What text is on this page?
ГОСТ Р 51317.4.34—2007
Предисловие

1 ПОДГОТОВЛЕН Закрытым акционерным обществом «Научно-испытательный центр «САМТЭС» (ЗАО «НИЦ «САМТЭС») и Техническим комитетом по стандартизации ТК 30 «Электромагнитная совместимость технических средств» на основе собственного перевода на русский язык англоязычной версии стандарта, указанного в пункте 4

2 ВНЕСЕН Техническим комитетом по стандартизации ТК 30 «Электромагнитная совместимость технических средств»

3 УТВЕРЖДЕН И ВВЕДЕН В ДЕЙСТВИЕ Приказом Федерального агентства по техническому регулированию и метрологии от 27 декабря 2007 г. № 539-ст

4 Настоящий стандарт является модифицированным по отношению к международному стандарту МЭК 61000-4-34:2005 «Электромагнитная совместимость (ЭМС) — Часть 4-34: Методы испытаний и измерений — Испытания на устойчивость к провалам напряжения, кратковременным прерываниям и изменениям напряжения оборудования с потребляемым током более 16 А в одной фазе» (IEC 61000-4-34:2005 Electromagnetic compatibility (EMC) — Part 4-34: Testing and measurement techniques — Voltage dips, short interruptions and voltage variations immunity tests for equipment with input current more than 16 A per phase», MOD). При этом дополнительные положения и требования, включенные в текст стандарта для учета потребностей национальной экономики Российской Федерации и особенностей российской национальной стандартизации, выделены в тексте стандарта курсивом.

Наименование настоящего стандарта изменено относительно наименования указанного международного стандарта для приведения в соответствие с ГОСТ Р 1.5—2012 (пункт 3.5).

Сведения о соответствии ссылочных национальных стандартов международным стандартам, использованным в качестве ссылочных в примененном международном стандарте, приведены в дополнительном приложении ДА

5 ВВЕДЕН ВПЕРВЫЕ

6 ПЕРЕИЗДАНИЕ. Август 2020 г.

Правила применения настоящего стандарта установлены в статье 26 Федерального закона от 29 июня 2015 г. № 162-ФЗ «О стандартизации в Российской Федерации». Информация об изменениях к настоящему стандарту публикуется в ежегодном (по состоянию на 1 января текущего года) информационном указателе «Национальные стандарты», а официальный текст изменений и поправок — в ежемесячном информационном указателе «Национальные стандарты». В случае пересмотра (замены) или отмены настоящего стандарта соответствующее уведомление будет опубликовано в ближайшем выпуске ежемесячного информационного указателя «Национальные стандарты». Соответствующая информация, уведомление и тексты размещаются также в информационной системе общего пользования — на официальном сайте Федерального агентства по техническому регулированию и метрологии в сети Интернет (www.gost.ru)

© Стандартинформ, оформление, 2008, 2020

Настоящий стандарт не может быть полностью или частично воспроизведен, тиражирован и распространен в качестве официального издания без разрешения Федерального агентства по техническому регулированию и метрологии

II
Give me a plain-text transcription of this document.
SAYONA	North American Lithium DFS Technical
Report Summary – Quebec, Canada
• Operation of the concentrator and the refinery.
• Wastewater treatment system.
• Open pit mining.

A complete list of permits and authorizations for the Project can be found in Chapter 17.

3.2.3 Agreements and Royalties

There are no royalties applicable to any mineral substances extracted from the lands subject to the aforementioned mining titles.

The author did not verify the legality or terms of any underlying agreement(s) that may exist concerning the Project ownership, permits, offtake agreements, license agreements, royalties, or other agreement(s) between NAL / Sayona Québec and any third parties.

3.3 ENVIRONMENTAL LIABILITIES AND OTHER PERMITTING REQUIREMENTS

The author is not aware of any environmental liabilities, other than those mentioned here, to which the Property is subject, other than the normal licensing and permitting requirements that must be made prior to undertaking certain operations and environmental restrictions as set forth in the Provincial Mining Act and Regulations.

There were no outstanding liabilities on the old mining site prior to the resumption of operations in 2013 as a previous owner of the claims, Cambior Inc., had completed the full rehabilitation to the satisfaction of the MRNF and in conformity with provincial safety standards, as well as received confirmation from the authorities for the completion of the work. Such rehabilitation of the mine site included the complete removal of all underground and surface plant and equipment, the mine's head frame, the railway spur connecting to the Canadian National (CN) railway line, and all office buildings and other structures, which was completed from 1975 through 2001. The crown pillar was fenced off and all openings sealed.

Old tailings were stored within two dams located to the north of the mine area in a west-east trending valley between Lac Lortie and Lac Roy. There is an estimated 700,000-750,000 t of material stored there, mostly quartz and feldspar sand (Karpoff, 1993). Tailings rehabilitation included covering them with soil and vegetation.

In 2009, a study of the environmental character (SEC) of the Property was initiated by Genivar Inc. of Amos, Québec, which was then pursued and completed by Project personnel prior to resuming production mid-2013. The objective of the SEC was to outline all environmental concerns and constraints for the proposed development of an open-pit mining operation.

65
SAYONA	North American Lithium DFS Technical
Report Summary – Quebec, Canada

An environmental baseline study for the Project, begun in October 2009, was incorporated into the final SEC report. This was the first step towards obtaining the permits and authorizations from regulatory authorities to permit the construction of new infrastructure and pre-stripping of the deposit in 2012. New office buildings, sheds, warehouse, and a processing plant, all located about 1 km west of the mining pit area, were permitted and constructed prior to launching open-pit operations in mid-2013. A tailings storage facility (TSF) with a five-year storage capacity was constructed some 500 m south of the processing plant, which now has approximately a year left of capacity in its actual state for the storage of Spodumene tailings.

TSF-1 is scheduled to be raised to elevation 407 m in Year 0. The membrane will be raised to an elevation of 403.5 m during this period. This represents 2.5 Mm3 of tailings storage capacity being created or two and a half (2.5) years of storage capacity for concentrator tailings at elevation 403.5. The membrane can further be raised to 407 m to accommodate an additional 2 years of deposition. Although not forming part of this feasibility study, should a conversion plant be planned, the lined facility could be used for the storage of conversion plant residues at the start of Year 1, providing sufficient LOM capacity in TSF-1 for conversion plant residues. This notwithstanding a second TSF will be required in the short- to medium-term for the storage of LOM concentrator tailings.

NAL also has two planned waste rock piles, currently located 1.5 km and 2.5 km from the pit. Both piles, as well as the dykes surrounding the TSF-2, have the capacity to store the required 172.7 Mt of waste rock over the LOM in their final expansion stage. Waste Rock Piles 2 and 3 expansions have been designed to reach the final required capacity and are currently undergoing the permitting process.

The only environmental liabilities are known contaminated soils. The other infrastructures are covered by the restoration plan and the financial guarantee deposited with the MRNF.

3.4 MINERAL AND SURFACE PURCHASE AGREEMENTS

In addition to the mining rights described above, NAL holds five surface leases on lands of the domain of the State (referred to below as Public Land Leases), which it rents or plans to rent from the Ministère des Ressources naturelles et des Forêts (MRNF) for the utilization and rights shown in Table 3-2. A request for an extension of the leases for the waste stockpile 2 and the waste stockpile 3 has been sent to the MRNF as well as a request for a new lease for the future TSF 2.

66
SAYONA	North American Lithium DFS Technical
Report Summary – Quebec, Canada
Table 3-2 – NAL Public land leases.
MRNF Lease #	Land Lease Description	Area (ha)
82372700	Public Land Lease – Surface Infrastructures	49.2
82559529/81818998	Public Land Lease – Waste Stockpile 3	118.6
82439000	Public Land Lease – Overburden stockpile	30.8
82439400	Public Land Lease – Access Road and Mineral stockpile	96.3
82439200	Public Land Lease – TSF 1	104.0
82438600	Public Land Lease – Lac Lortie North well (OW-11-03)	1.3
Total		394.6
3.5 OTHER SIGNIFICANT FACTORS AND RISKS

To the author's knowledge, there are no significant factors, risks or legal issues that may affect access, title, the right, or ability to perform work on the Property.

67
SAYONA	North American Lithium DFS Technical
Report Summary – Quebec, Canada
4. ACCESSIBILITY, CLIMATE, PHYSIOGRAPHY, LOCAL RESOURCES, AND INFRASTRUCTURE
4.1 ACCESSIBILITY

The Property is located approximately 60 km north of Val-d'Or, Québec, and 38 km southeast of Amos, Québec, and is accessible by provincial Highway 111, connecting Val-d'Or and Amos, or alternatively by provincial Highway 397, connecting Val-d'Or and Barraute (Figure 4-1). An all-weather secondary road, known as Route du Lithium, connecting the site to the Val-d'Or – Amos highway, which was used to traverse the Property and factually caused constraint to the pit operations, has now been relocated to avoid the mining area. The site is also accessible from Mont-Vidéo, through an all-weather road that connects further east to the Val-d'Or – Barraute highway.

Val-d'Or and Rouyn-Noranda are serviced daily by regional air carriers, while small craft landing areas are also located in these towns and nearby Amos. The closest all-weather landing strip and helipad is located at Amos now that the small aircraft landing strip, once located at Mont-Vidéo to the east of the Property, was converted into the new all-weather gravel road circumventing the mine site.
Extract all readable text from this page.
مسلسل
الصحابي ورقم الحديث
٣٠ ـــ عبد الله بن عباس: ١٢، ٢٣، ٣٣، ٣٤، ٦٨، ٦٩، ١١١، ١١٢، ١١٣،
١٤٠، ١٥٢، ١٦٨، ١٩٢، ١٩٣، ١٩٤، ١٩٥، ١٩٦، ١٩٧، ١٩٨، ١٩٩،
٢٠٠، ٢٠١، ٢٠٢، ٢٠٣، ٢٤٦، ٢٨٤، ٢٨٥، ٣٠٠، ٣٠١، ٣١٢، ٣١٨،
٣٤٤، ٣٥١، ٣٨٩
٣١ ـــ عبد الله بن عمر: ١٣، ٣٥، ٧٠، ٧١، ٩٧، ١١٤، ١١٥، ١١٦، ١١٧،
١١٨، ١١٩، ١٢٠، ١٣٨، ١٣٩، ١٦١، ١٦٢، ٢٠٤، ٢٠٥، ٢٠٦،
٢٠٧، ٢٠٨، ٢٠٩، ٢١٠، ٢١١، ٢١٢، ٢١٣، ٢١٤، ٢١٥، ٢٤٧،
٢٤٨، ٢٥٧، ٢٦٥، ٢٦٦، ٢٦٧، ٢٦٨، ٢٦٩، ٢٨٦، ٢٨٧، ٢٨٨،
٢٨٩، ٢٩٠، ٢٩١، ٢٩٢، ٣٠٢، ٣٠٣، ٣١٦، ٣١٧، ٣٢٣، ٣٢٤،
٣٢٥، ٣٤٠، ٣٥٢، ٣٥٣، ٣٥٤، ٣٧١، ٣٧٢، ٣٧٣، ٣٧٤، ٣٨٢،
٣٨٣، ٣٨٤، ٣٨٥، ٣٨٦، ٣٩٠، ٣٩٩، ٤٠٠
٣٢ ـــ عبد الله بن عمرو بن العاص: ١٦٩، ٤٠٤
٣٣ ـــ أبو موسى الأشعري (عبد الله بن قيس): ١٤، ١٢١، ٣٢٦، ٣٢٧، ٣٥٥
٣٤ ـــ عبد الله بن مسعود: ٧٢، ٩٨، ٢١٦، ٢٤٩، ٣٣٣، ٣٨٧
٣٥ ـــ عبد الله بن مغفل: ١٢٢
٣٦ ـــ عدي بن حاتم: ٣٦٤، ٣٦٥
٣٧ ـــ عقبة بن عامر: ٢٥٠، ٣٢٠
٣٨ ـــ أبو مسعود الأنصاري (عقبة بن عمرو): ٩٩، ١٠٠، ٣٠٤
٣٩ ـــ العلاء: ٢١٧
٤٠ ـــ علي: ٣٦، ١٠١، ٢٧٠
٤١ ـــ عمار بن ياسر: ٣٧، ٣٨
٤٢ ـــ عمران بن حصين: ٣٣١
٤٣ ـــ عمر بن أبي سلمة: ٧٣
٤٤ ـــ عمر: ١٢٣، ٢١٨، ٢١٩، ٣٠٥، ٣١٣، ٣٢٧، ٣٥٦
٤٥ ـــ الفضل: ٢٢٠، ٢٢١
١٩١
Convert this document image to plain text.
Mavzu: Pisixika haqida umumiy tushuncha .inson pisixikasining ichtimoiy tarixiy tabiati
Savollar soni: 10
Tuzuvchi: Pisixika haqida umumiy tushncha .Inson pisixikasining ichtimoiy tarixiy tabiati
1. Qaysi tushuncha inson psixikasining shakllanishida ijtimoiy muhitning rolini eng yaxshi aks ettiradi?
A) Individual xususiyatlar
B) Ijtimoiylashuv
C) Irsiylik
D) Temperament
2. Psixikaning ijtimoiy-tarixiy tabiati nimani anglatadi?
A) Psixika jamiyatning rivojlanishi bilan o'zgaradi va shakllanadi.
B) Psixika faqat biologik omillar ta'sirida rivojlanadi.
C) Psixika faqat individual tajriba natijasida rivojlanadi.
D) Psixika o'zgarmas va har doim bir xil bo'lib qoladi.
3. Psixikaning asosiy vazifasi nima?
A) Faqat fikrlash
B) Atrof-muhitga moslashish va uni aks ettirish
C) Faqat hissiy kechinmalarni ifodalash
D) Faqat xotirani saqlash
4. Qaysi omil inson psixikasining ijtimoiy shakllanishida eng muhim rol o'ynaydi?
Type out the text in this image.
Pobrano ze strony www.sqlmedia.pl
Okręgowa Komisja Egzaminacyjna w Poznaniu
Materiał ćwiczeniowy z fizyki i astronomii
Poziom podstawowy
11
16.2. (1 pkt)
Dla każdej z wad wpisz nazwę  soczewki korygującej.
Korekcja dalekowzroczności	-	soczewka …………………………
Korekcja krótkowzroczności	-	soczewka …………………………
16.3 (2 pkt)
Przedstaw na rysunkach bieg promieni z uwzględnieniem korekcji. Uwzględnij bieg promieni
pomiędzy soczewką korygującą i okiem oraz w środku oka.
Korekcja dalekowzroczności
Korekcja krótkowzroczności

### WHAT IS BEING ASKED
Tally up the lines in the preceding listing that contain the string "buildings". Respond with the number and nothing else.

### THE SOLUTION
2